=== READING PASSAGE ===
--*--
Stephanie Woodling (born in Allentown, Pennsylvania) is an American lyric mezzo-soprano, currently engaged by Deutsche Oper am Rhein, where she has performed the roles of Dorabella, Hänsel, Giulietta, Siébel, Annio (La Clemenza di Tito), Wellgunde (Das Rheingold), Kristina (Věc Makropulos), Die zweite Dame (Die Zauberflöte), Tessa (The Gondoliers), and Antonia (Tiefland). She debuted with the company in 2004 as Die zweite Magd in their new production of Elektra.

Early life and education
Woodling is a native of Allentown, Pennsylvania. She began jer musical studies with the clarinet at age 10 and continued with voice, tenor saxophone, and sousaphone. She is a graduate of Allentown Central Catholic High School.

She holds both a bachelor's and a master's degree in music from the Manhattan School of Music, where she studied with Hilda Harris and was a recipient of the President's Award.

Career
As a young artist with Santa Fe Opera for two seasons, she made her debut on their stage in the role of Die zweite Dienerin in Strauss's Die Ägyptische Helena.
--*--
=== EXTRACTED DATA ===
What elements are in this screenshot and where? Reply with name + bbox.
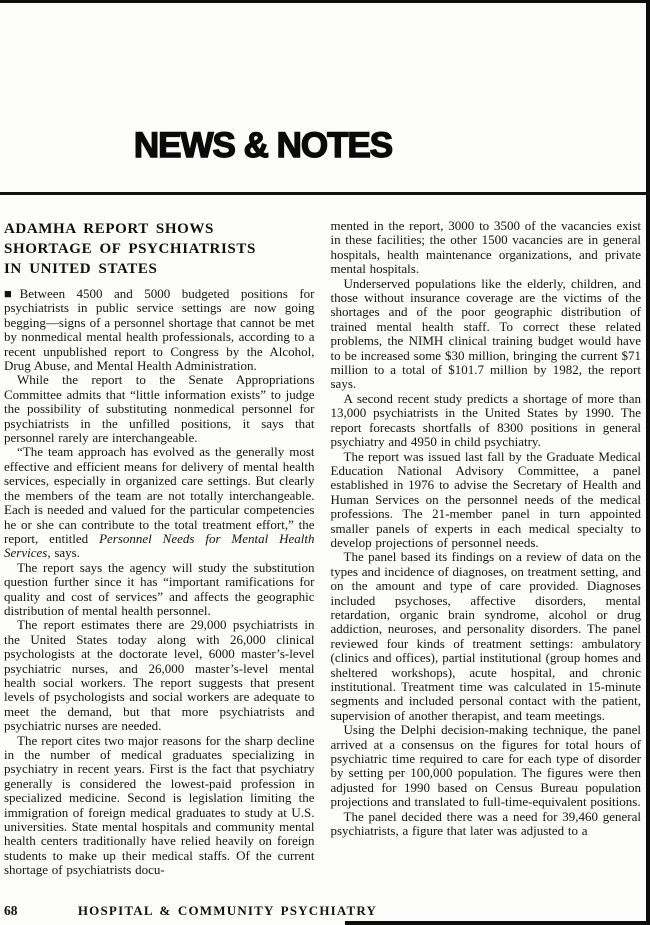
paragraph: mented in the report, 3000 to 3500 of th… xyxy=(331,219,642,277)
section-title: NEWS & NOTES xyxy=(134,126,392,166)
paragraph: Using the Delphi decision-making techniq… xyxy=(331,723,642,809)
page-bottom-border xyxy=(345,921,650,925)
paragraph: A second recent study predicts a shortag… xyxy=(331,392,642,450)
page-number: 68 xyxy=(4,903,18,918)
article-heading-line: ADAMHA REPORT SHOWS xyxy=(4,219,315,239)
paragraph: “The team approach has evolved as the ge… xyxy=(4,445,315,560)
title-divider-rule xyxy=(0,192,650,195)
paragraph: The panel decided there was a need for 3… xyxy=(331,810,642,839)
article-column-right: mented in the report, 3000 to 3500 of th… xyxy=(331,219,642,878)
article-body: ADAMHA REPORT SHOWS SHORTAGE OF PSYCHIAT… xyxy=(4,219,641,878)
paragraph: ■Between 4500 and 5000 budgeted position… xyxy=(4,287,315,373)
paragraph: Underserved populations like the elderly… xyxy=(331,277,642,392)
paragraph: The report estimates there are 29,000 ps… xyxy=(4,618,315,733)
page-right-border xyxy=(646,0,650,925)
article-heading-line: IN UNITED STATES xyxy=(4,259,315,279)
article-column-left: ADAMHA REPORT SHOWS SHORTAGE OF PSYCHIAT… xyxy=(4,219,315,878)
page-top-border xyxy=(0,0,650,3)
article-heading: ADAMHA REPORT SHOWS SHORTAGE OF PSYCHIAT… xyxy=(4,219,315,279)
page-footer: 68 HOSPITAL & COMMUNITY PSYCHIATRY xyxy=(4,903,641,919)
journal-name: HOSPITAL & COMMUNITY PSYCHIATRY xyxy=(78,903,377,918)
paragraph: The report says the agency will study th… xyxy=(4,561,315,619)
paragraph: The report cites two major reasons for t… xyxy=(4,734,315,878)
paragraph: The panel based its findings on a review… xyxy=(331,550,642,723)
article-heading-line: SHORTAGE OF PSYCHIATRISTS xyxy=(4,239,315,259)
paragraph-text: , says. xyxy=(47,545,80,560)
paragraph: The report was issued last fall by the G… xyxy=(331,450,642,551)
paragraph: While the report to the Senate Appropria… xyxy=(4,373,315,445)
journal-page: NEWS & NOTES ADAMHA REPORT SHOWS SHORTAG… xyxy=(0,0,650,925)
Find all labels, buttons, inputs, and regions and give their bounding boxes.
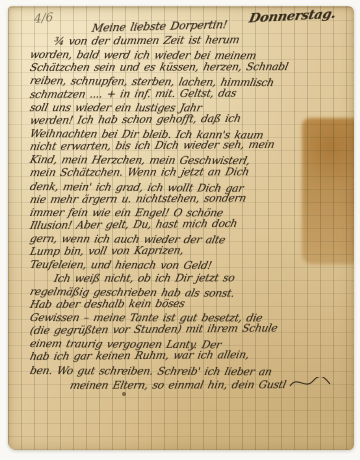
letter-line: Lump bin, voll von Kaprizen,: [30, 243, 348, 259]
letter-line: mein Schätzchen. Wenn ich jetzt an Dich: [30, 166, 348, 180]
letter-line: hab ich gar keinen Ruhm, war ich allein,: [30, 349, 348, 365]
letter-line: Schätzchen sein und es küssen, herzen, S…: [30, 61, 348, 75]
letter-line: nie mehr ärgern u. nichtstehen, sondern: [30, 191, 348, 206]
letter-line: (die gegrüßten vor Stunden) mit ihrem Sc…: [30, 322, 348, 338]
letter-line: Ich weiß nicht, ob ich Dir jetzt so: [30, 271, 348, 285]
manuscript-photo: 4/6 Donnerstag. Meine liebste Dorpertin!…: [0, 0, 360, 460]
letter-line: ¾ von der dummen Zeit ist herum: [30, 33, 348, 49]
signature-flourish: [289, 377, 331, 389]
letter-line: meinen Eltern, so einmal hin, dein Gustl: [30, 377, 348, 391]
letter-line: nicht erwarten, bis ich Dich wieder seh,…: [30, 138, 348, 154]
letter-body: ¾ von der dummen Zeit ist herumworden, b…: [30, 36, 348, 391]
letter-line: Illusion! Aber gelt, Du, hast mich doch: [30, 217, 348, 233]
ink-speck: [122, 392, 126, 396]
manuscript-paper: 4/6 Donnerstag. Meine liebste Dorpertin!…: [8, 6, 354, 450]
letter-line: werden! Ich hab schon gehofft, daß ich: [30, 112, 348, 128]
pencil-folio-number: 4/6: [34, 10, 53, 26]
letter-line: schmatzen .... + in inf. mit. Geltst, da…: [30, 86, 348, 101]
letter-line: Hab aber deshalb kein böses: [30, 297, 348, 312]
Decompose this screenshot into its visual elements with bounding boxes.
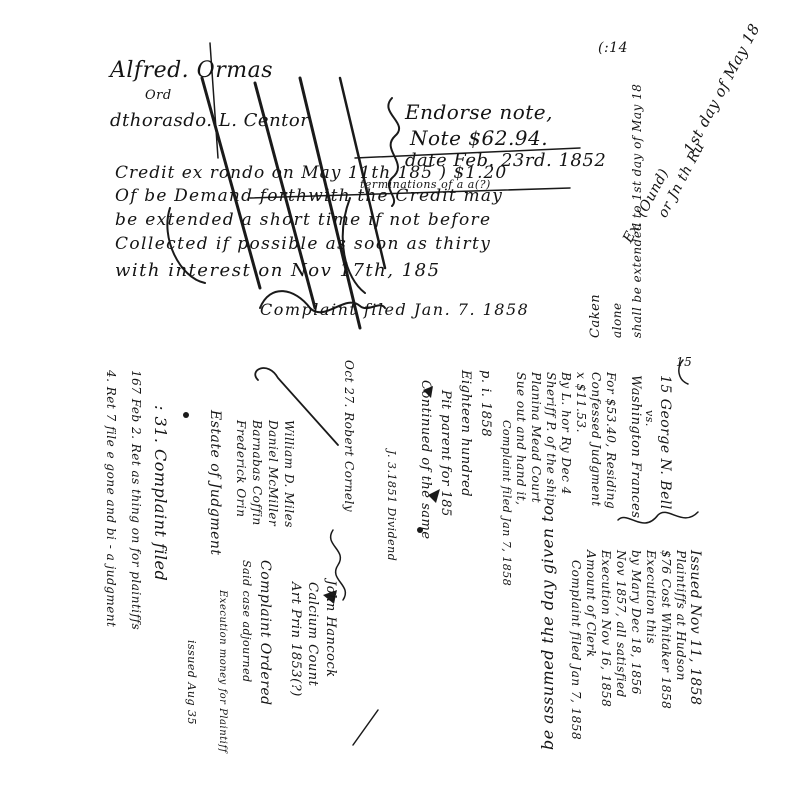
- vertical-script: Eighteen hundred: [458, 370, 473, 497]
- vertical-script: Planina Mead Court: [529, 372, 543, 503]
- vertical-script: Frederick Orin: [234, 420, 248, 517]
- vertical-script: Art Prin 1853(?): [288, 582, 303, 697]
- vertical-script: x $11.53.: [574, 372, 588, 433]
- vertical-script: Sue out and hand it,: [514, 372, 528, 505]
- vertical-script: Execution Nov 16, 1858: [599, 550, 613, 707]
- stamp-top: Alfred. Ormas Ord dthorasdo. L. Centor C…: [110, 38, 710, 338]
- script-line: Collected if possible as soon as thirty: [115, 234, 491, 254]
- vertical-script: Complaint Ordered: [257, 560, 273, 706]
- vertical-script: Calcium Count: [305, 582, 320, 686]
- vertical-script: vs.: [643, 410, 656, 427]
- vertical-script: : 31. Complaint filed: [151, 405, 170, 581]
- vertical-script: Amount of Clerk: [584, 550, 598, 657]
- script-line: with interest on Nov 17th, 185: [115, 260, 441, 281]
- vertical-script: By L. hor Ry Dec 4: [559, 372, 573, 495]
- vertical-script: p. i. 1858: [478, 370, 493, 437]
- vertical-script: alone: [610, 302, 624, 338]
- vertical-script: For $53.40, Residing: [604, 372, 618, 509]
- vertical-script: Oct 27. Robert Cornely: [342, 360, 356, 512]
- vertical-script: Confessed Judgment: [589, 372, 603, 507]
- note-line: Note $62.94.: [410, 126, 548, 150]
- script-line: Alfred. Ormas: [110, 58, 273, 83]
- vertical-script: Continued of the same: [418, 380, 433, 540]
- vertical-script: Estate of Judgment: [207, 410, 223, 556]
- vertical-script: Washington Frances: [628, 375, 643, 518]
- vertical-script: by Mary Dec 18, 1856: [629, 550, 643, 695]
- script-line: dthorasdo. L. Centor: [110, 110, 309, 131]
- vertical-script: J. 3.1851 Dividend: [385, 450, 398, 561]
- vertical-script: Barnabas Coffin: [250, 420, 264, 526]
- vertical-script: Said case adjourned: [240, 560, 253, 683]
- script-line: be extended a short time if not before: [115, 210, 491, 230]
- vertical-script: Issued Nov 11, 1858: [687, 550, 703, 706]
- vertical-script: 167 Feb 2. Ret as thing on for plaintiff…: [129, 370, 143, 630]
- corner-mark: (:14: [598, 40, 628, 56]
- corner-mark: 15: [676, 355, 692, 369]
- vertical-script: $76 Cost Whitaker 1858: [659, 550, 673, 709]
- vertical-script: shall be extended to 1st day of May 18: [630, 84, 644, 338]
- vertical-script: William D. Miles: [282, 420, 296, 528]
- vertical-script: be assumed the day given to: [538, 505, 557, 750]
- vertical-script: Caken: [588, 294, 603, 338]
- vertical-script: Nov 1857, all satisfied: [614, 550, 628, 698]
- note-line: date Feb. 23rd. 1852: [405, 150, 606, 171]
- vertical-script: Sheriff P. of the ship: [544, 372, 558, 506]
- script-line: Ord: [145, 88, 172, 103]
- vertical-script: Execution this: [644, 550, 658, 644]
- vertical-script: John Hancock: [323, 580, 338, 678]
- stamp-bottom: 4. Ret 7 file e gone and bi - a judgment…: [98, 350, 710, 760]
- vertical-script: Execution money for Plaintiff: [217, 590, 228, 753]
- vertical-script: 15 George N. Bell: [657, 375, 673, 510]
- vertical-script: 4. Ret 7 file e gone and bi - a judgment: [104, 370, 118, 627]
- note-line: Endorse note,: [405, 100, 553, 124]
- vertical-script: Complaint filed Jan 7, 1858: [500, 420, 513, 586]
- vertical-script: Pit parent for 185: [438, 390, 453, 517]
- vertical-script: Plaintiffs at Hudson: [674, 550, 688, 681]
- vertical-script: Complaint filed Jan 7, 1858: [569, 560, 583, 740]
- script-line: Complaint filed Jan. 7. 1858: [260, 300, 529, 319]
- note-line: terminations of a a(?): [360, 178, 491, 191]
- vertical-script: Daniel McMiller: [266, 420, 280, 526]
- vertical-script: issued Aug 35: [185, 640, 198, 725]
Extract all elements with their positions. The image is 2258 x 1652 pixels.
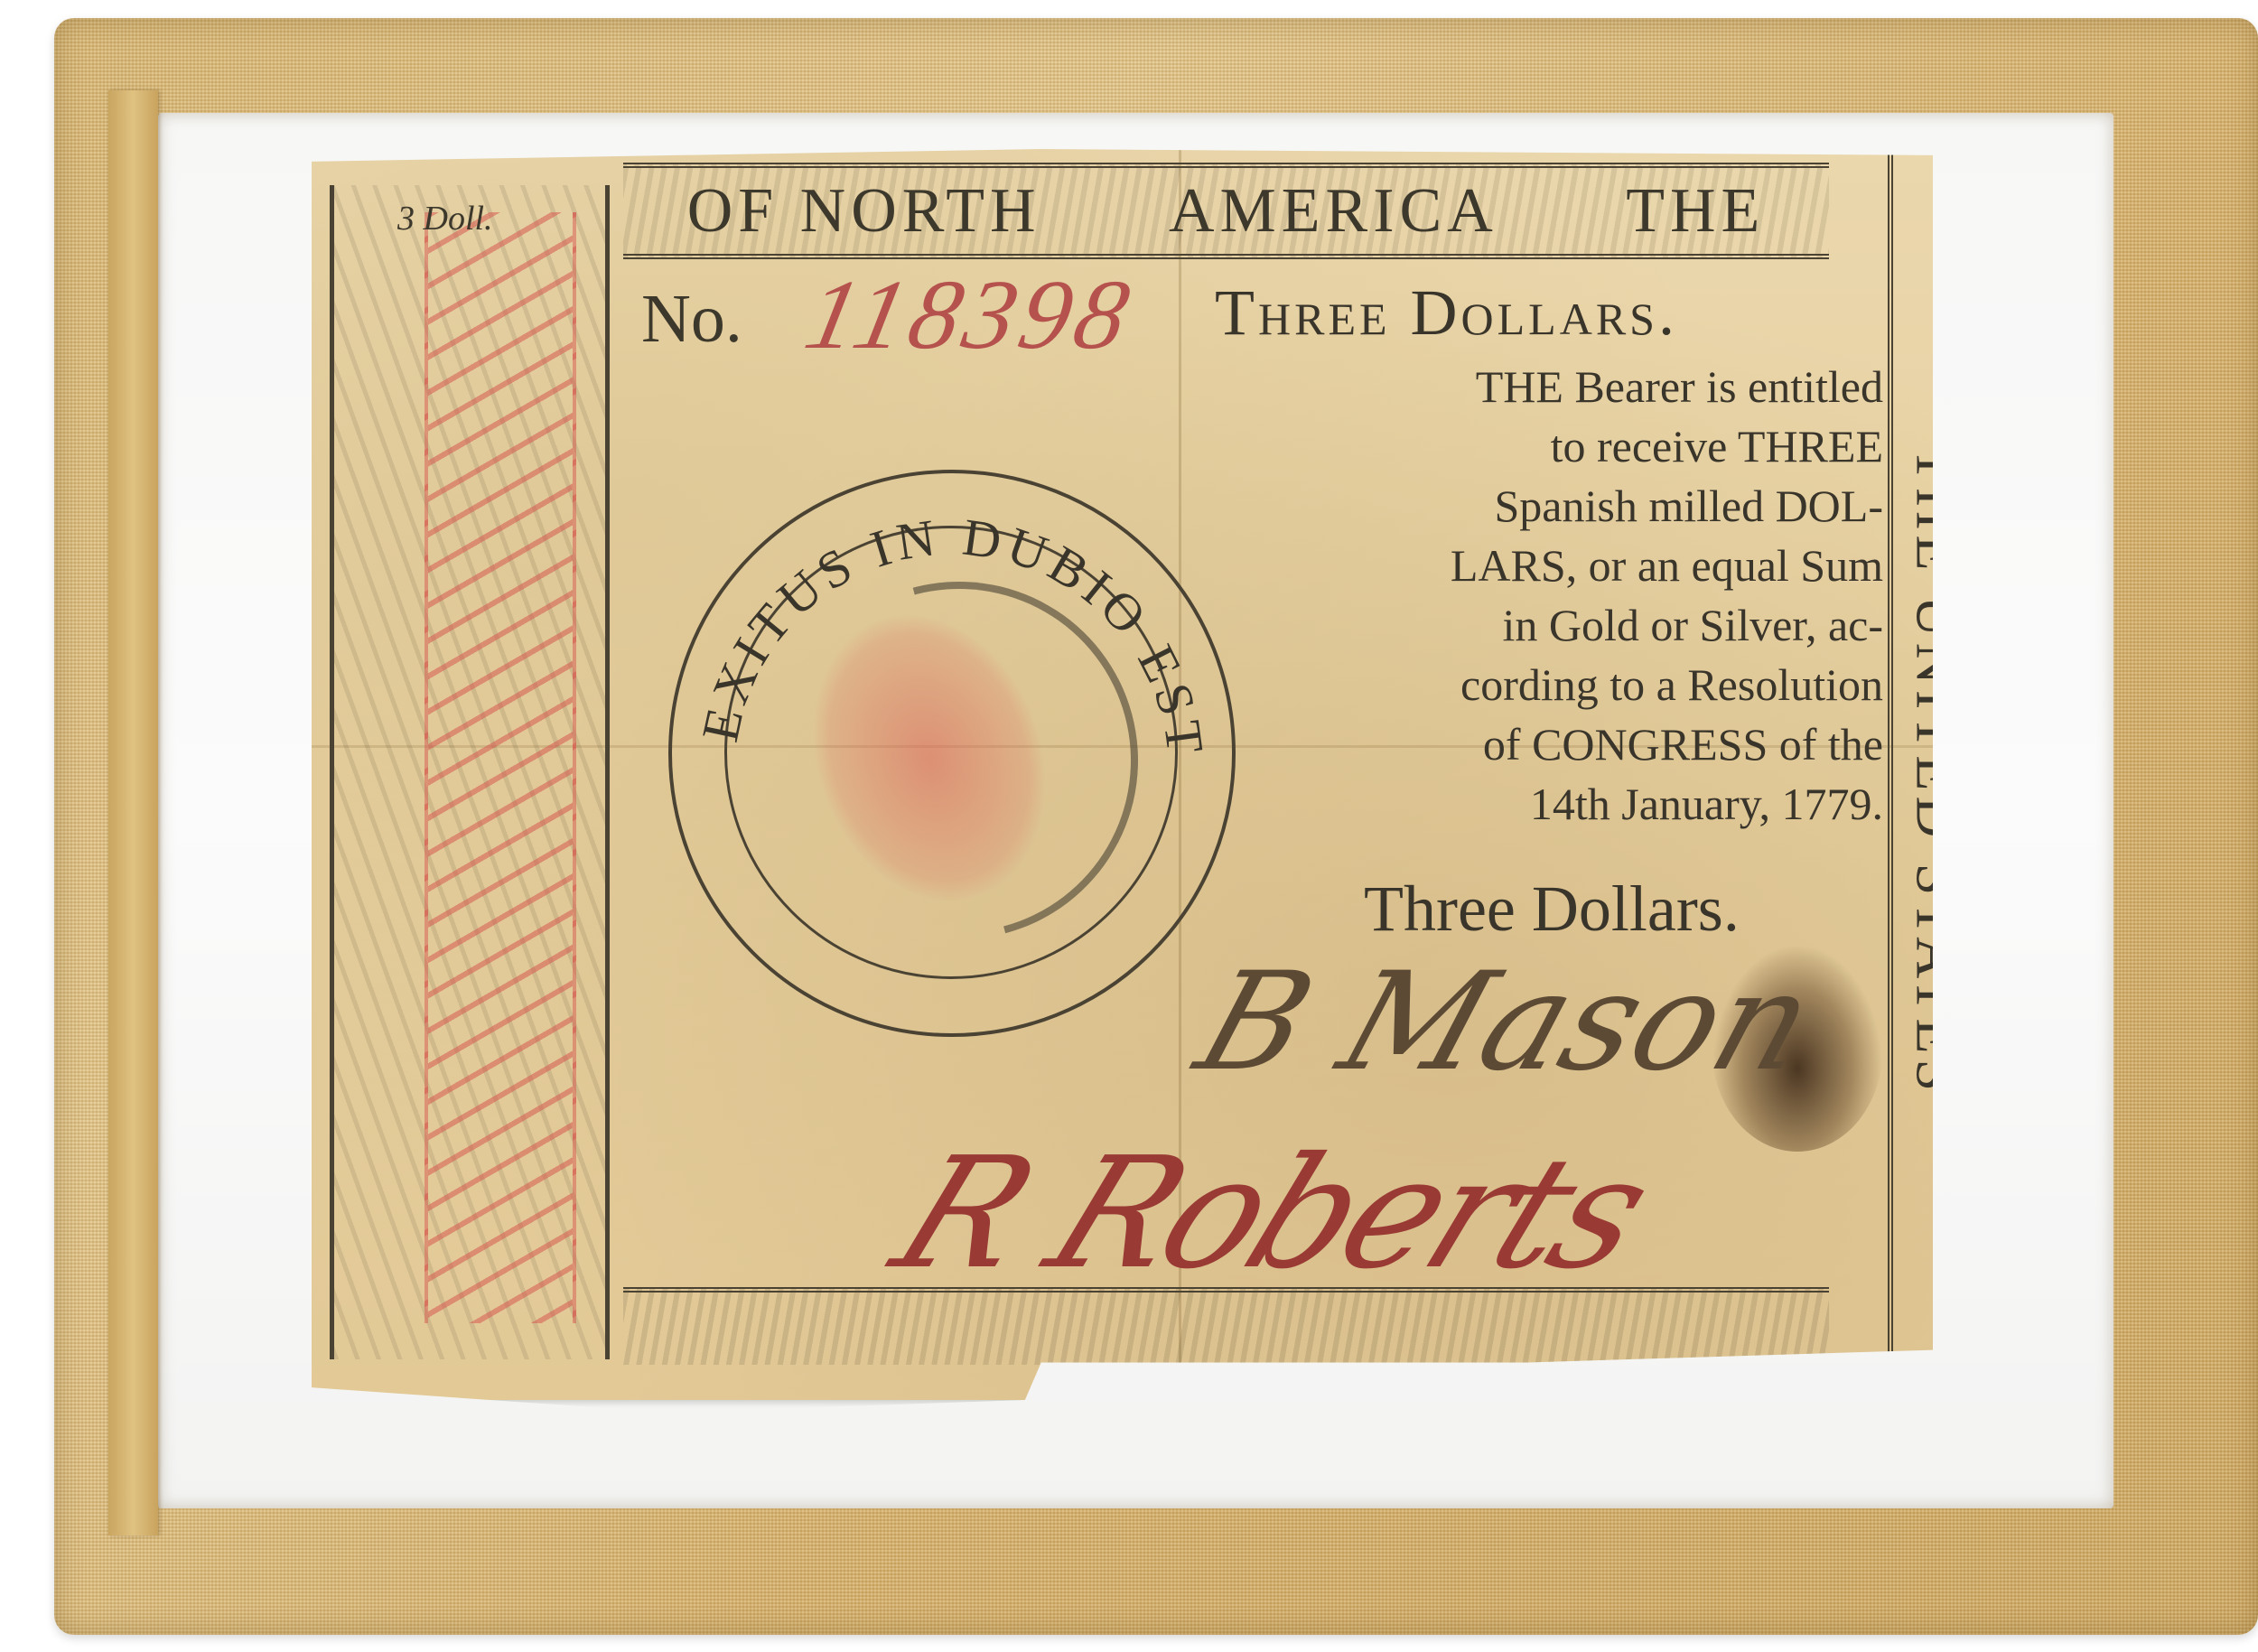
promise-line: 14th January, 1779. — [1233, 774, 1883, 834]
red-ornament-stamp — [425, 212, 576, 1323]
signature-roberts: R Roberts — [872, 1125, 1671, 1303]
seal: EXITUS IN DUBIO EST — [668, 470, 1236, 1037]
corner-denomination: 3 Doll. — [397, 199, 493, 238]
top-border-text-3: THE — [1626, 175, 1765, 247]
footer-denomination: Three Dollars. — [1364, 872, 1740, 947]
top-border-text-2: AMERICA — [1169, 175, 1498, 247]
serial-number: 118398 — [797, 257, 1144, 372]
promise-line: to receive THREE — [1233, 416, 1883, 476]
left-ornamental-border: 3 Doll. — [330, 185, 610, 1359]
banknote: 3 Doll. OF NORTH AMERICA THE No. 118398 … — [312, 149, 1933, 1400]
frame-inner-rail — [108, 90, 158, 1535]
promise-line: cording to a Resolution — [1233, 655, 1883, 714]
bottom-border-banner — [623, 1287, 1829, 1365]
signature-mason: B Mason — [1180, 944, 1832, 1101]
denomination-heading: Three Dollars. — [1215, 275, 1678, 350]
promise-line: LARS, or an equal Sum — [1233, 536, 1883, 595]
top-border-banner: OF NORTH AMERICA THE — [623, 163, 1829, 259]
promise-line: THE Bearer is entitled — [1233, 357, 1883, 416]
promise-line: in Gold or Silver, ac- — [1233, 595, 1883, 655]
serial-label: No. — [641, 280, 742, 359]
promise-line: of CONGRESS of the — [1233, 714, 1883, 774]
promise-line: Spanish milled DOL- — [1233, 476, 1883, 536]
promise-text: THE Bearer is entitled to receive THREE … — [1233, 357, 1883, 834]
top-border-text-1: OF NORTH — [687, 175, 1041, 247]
--*--
=== REQUIRED WORK ===
Write the next part of the article on Stephanie Woodling, picking up after its final sentence. The data come from a separate source unrelated to the article on mezzo-soprano Stephanie Woodling.

=== RESPONSE BELOW ===
Her operatic debut was in George Frideric Handel's Lotario followed by Gioachino Rossini's Le comte Ory. Her orchestral debut was with Gustav Mahler's Lieder eines fahrenden Gesellen. Woodling has since debuted with the National Symphony Orchestra at the John F. Kennedy Center for the Performing Arts, Pacific Symphony, the Los Angeles Master Chorale, and the Allentown Symphony Orchestra in Felix Mendelssohn's A Midsummer Night's Dream, having returned to sing the part of Solveig in Grieg's incidental music for Peer Gynt. Woodling is featured on Sony's live recording of Final Fantasy: More Friends, a concert for the video game series.

In 2008, she made her Baltimore Opera Company debut in the role of Stephano in Charles Gounod's Romeo et Juliette. With New York City Opera, Woodling has performed in A Little Night Music, Rigoletto, and La Traviata. Previously a young artist with Opera Pacific, she appeared in a number of roles, most notably Donna Elvira in Don Giovanni, which a critic described as providing "an intellectual burst of animation into the proceedings, giving a charming, brash, and thorough reading."

Other Opera Pacific credits include Meg in Little Women, Flora, Mercedes in Carmen, Jade Boucher in Dead Man Walking, and Die zweite Dame in The Magic Flute.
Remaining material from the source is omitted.